What is asked. Write out the data again exactly, skipping every picture.

*-*-*

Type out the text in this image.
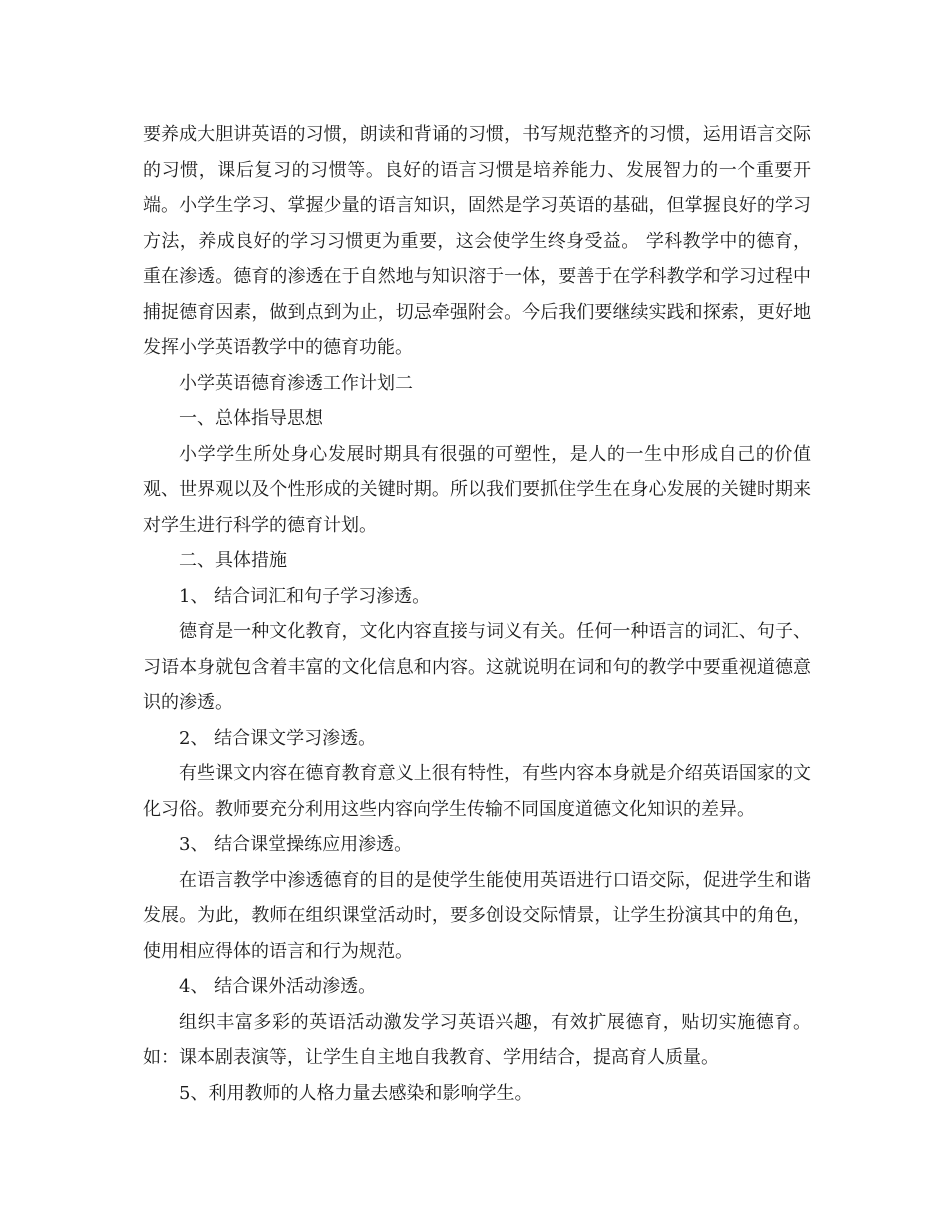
要养成大胆讲英语的习惯，朗读和背诵的习惯，书写规范整齐的习惯，运用语言交际的习惯，课后复习的习惯等。良好的语言习惯是培养能力、发展智力的一个重要开端。小学生学习、掌握少量的语言知识，固然是学习英语的基础，但掌握良好的学习方法，养成良好的学习习惯更为重要，这会使学生终身受益。 学科教学中的德育，重在渗透。德育的渗透在于自然地与知识溶于一体，要善于在学科教学和学习过程中捕捉德育因素，做到点到为止，切忌牵强附会。今后我们要继续实践和探索，更好地发挥小学英语教学中的德育功能。

小学英语德育渗透工作计划二

一、总体指导思想

小学学生所处身心发展时期具有很强的可塑性，是人的一生中形成自己的价值观、世界观以及个性形成的关键时期。所以我们要抓住学生在身心发展的关键时期来对学生进行科学的德育计划。

二、具体措施

1、 结合词汇和句子学习渗透。

德育是一种文化教育，文化内容直接与词义有关。任何一种语言的词汇、句子、习语本身就包含着丰富的文化信息和内容。这就说明在词和句的教学中要重视道德意识的渗透。

2、 结合课文学习渗透。

有些课文内容在德育教育意义上很有特性，有些内容本身就是介绍英语国家的文化习俗。教师要充分利用这些内容向学生传输不同国度道德文化知识的差异。

3、 结合课堂操练应用渗透。

在语言教学中渗透德育的目的是使学生能使用英语进行口语交际，促进学生和谐发展。为此，教师在组织课堂活动时，要多创设交际情景，让学生扮演其中的角色，使用相应得体的语言和行为规范。

4、 结合课外活动渗透。

组织丰富多彩的英语活动激发学习英语兴趣，有效扩展德育，贴切实施德育。如：课本剧表演等，让学生自主地自我教育、学用结合，提高育人质量。

5、利用教师的人格力量去感染和影响学生。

*-*-*

Solution for this problem.
Type out the text in this image.
要养成大胆讲英语的习惯，朗读和背诵的习惯，书写规范整齐的习惯，运用语言交际的习惯，课后复习的习惯等。良好的语言习惯是培养能力、发展智力的一个重要开端。小学生学习、掌握少量的语言知识，固然是学习英语的基础，但掌握良好的学习方法，养成良好的学习习惯更为重要，这会使学生终身受益。 学科教学中的德育，重在渗透。德育的渗透在于自然地与知识溶于一体，要善于在学科教学和学习过程中捕捉德育因素，做到点到为止，切忌牵强附会。今后我们要继续实践和探索，更好地发挥小学英语教学中的德育功能。

小学英语德育渗透工作计划二

一、总体指导思想

小学学生所处身心发展时期具有很强的可塑性，是人的一生中形成自己的价值观、世界观以及个性形成的关键时期。所以我们要抓住学生在身心发展的关键时期来对学生进行科学的德育计划。

二、具体措施

1、 结合词汇和句子学习渗透。

德育是一种文化教育，文化内容直接与词义有关。任何一种语言的词汇、句子、习语本身就包含着丰富的文化信息和内容。这就说明在词和句的教学中要重视道德意识的渗透。

2、 结合课文学习渗透。

有些课文内容在德育教育意义上很有特性，有些内容本身就是介绍英语国家的文化习俗。教师要充分利用这些内容向学生传输不同国度道德文化知识的差异。

3、 结合课堂操练应用渗透。

在语言教学中渗透德育的目的是使学生能使用英语进行口语交际，促进学生和谐发展。为此，教师在组织课堂活动时，要多创设交际情景，让学生扮演其中的角色，使用相应得体的语言和行为规范。

4、 结合课外活动渗透。

组织丰富多彩的英语活动激发学习英语兴趣，有效扩展德育，贴切实施德育。如：课本剧表演等，让学生自主地自我教育、学用结合，提高育人质量。

5、利用教师的人格力量去感染和影响学生。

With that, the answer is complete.